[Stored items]
▼▼▼

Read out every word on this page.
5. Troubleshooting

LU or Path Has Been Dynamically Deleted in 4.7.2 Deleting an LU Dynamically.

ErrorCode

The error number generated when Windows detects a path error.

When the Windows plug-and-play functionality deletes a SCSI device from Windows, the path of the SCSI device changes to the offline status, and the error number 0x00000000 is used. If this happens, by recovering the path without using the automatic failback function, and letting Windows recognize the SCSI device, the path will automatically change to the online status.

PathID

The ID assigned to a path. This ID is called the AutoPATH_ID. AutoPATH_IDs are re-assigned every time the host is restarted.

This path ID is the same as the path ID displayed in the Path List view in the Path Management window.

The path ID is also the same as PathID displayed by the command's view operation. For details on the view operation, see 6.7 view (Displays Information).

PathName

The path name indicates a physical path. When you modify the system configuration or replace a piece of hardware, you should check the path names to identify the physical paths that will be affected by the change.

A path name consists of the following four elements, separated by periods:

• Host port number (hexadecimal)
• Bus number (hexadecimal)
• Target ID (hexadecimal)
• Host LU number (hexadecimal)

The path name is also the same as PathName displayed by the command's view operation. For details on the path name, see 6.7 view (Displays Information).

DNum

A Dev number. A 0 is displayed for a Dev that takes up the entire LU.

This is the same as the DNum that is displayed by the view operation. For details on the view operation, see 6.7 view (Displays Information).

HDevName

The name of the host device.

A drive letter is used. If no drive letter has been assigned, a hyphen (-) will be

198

▲▲▲

WHAT YOU ARE ASKED TO DO: Retype every entry word for word.

REPLY TO THE TASK:
Read out every word on this page.
5. Troubleshooting

LU or Path Has Been Dynamically Deleted in 4.7.2 Deleting an LU Dynamically.

ErrorCode

The error number generated when Windows detects a path error.

When the Windows plug-and-play functionality deletes a SCSI device from Windows, the path of the SCSI device changes to the offline status, and the error number 0x00000000 is used. If this happens, by recovering the path without using the automatic failback function, and letting Windows recognize the SCSI device, the path will automatically change to the online status.

PathID

The ID assigned to a path. This ID is called the AutoPATH_ID. AutoPATH_IDs are re-assigned every time the host is restarted.

This path ID is the same as the path ID displayed in the Path List view in the Path Management window.

The path ID is also the same as PathID displayed by the command's view operation. For details on the view operation, see 6.7 view (Displays Information).

PathName

The path name indicates a physical path. When you modify the system configuration or replace a piece of hardware, you should check the path names to identify the physical paths that will be affected by the change.

A path name consists of the following four elements, separated by periods:

• Host port number (hexadecimal)
• Bus number (hexadecimal)
• Target ID (hexadecimal)
• Host LU number (hexadecimal)

The path name is also the same as PathName displayed by the command's view operation. For details on the path name, see 6.7 view (Displays Information).

DNum

A Dev number. A 0 is displayed for a Dev that takes up the entire LU.

This is the same as the DNum that is displayed by the view operation. For details on the view operation, see 6.7 view (Displays Information).

HDevName

The name of the host device.

A drive letter is used. If no drive letter has been assigned, a hyphen (-) will be

198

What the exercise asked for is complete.